◆ **GIVEN EXERCISE**
Copy the data below exactly.

◆ **DATA SHOWN**

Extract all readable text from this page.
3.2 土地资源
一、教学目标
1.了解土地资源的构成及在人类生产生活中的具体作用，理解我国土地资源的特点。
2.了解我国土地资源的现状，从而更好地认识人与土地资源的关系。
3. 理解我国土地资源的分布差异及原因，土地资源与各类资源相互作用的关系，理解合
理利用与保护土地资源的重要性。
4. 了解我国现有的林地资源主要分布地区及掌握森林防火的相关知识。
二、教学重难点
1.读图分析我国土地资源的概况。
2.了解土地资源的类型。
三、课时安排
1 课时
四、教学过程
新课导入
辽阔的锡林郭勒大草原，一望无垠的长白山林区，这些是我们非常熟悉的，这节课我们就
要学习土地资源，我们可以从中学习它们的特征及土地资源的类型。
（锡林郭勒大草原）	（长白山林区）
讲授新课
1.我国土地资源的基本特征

◆ **CORRECT RESPONSE**
Extract all readable text from this page.
3.2 土地资源
一、教学目标
1.了解土地资源的构成及在人类生产生活中的具体作用，理解我国土地资源的特点。
2.了解我国土地资源的现状，从而更好地认识人与土地资源的关系。
3. 理解我国土地资源的分布差异及原因，土地资源与各类资源相互作用的关系，理解合
理利用与保护土地资源的重要性。
4. 了解我国现有的林地资源主要分布地区及掌握森林防火的相关知识。
二、教学重难点
1.读图分析我国土地资源的概况。
2.了解土地资源的类型。
三、课时安排
1 课时
四、教学过程
新课导入
辽阔的锡林郭勒大草原，一望无垠的长白山林区，这些是我们非常熟悉的，这节课我们就
要学习土地资源，我们可以从中学习它们的特征及土地资源的类型。
（锡林郭勒大草原）	（长白山林区）
讲授新课
1.我国土地资源的基本特征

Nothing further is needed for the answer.